» EXERCISE DIRECTIONS: Will you extract the entries word for word? Images should not appear in the copy.

##############################

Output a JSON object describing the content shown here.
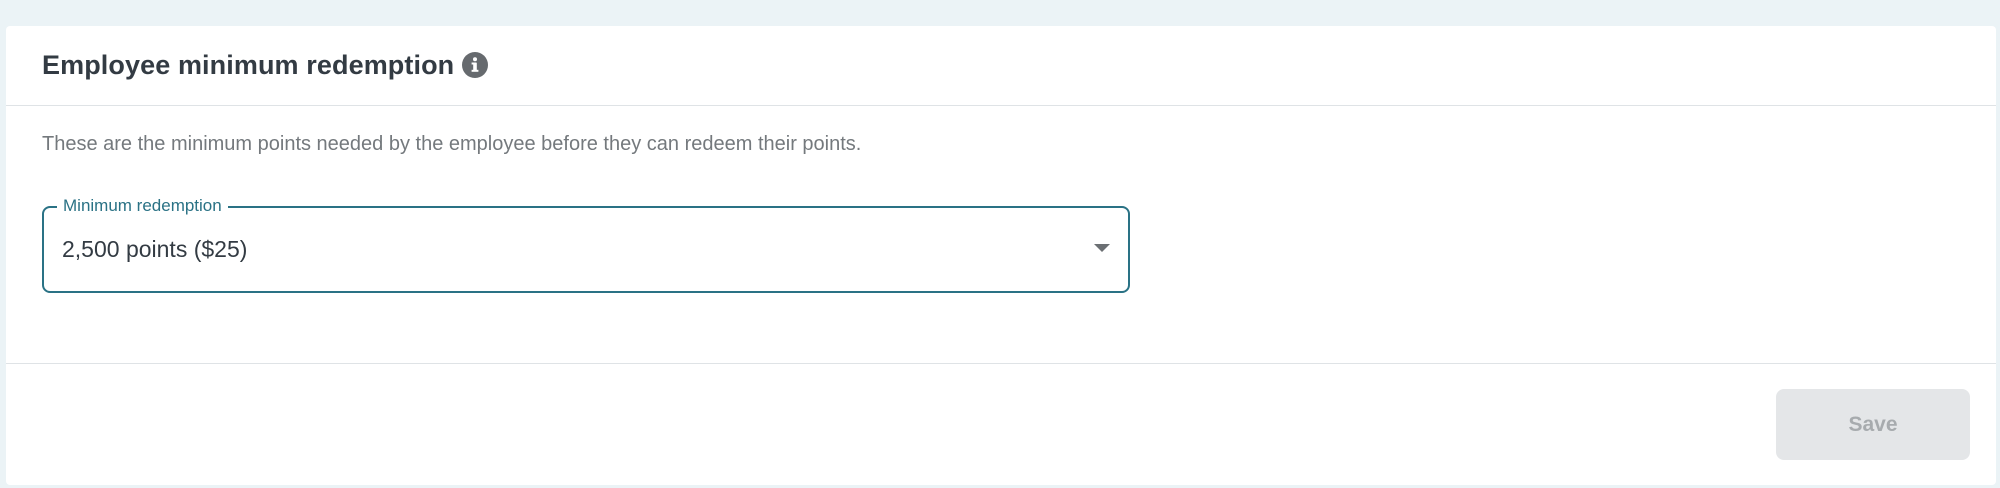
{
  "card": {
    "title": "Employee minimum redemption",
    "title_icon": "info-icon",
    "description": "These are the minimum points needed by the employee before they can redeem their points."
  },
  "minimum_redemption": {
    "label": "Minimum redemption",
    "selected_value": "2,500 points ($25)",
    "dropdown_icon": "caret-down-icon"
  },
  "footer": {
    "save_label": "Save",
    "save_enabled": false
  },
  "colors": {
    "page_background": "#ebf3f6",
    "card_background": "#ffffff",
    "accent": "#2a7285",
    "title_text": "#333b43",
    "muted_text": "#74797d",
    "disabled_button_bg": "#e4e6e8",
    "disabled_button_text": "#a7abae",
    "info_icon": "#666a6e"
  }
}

##############################

» THE RESPONSE:
Output a JSON object describing the content shown here.
{
  "card": {
    "title": "Employee minimum redemption",
    "title_icon": "info-icon",
    "description": "These are the minimum points needed by the employee before they can redeem their points."
  },
  "minimum_redemption": {
    "label": "Minimum redemption",
    "selected_value": "2,500 points ($25)",
    "dropdown_icon": "caret-down-icon"
  },
  "footer": {
    "save_label": "Save",
    "save_enabled": false
  },
  "colors": {
    "page_background": "#ebf3f6",
    "card_background": "#ffffff",
    "accent": "#2a7285",
    "title_text": "#333b43",
    "muted_text": "#74797d",
    "disabled_button_bg": "#e4e6e8",
    "disabled_button_text": "#a7abae",
    "info_icon": "#666a6e"
  }
}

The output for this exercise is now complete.